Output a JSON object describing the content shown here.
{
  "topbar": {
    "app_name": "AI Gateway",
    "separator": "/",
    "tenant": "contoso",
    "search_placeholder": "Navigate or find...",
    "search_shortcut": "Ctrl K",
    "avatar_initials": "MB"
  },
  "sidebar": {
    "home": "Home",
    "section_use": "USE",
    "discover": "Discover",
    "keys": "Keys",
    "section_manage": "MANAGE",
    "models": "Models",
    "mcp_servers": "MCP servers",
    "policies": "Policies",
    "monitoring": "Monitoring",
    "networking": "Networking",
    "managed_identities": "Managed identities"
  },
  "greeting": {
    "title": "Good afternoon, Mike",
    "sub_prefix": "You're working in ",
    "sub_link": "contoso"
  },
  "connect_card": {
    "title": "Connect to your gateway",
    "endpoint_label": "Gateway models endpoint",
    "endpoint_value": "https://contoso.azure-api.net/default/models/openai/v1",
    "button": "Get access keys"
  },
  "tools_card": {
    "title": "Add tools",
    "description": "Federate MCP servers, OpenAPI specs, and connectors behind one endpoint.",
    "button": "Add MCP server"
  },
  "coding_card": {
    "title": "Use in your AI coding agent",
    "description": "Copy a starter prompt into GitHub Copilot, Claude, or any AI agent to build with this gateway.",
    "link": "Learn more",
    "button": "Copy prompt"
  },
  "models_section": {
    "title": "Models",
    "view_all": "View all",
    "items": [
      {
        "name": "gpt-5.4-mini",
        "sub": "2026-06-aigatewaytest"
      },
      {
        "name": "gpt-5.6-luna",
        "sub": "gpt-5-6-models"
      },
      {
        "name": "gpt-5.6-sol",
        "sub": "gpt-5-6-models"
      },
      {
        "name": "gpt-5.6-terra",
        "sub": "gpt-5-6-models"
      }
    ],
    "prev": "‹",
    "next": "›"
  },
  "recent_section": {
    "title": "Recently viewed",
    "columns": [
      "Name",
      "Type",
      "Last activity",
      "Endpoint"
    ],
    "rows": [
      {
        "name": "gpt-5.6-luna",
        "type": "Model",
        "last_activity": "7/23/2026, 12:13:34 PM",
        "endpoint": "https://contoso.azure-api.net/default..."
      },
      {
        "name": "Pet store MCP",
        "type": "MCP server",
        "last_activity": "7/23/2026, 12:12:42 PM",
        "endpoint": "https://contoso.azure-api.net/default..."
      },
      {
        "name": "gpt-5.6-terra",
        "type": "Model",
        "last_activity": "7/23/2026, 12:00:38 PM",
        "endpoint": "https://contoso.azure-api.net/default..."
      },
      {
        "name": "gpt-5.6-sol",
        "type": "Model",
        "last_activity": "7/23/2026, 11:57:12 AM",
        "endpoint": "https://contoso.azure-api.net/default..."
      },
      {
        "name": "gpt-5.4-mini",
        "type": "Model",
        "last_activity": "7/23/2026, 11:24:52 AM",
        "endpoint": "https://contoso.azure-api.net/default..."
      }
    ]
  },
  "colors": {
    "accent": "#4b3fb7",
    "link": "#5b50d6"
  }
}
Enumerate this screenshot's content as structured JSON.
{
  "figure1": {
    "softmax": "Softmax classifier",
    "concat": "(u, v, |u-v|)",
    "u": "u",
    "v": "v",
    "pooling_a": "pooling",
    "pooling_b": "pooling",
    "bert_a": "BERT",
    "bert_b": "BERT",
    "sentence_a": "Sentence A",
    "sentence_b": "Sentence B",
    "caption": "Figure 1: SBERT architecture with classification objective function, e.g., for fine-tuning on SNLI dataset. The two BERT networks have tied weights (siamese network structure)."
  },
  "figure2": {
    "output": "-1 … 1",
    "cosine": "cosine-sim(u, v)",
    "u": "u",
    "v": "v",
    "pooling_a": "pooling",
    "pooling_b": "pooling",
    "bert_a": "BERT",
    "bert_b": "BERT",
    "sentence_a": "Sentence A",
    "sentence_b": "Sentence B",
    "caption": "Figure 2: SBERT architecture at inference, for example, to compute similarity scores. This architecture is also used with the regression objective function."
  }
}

# # # # # # #

STATED TASK -> Restate every line of the data word for word.

SOLUTION TO THIS PROBLEM ->
Output a JSON object describing the content shown here.
{
  "topbar": {
    "app_name": "AI Gateway",
    "separator": "/",
    "tenant": "contoso",
    "search_placeholder": "Navigate or find...",
    "search_shortcut": "Ctrl K",
    "avatar_initials": "MB"
  },
  "sidebar": {
    "home": "Home",
    "section_use": "USE",
    "discover": "Discover",
    "keys": "Keys",
    "section_manage": "MANAGE",
    "models": "Models",
    "mcp_servers": "MCP servers",
    "policies": "Policies",
    "monitoring": "Monitoring",
    "networking": "Networking",
    "managed_identities": "Managed identities"
  },
  "greeting": {
    "title": "Good afternoon, Mike",
    "sub_prefix": "You're working in ",
    "sub_link": "contoso"
  },
  "connect_card": {
    "title": "Connect to your gateway",
    "endpoint_label": "Gateway models endpoint",
    "endpoint_value": "https://contoso.azure-api.net/default/models/openai/v1",
    "button": "Get access keys"
  },
  "tools_card": {
    "title": "Add tools",
    "description": "Federate MCP servers, OpenAPI specs, and connectors behind one endpoint.",
    "button": "Add MCP server"
  },
  "coding_card": {
    "title": "Use in your AI coding agent",
    "description": "Copy a starter prompt into GitHub Copilot, Claude, or any AI agent to build with this gateway.",
    "link": "Learn more",
    "button": "Copy prompt"
  },
  "models_section": {
    "title": "Models",
    "view_all": "View all",
    "items": [
      {
        "name": "gpt-5.4-mini",
        "sub": "2026-06-aigatewaytest"
      },
      {
        "name": "gpt-5.6-luna",
        "sub": "gpt-5-6-models"
      },
      {
        "name": "gpt-5.6-sol",
        "sub": "gpt-5-6-models"
      },
      {
        "name": "gpt-5.6-terra",
        "sub": "gpt-5-6-models"
      }
    ],
    "prev": "‹",
    "next": "›"
  },
  "recent_section": {
    "title": "Recently viewed",
    "columns": [
      "Name",
      "Type",
      "Last activity",
      "Endpoint"
    ],
    "rows": [
      {
        "name": "gpt-5.6-luna",
        "type": "Model",
        "last_activity": "7/23/2026, 12:13:34 PM",
        "endpoint": "https://contoso.azure-api.net/default..."
      },
      {
        "name": "Pet store MCP",
        "type": "MCP server",
        "last_activity": "7/23/2026, 12:12:42 PM",
        "endpoint": "https://contoso.azure-api.net/default..."
      },
      {
        "name": "gpt-5.6-terra",
        "type": "Model",
        "last_activity": "7/23/2026, 12:00:38 PM",
        "endpoint": "https://contoso.azure-api.net/default..."
      },
      {
        "name": "gpt-5.6-sol",
        "type": "Model",
        "last_activity": "7/23/2026, 11:57:12 AM",
        "endpoint": "https://contoso.azure-api.net/default..."
      },
      {
        "name": "gpt-5.4-mini",
        "type": "Model",
        "last_activity": "7/23/2026, 11:24:52 AM",
        "endpoint": "https://contoso.azure-api.net/default..."
      }
    ]
  },
  "colors": {
    "accent": "#4b3fb7",
    "link": "#5b50d6"
  }
}
Enumerate this screenshot's content as structured JSON.
{
  "figure1": {
    "softmax": "Softmax classifier",
    "concat": "(u, v, |u-v|)",
    "u": "u",
    "v": "v",
    "pooling_a": "pooling",
    "pooling_b": "pooling",
    "bert_a": "BERT",
    "bert_b": "BERT",
    "sentence_a": "Sentence A",
    "sentence_b": "Sentence B",
    "caption": "Figure 1: SBERT architecture with classification objective function, e.g., for fine-tuning on SNLI dataset. The two BERT networks have tied weights (siamese network structure)."
  },
  "figure2": {
    "output": "-1 … 1",
    "cosine": "cosine-sim(u, v)",
    "u": "u",
    "v": "v",
    "pooling_a": "pooling",
    "pooling_b": "pooling",
    "bert_a": "BERT",
    "bert_b": "BERT",
    "sentence_a": "Sentence A",
    "sentence_b": "Sentence B",
    "caption": "Figure 2: SBERT architecture at inference, for example, to compute similarity scores. This architecture is also used with the regression objective function."
  }
}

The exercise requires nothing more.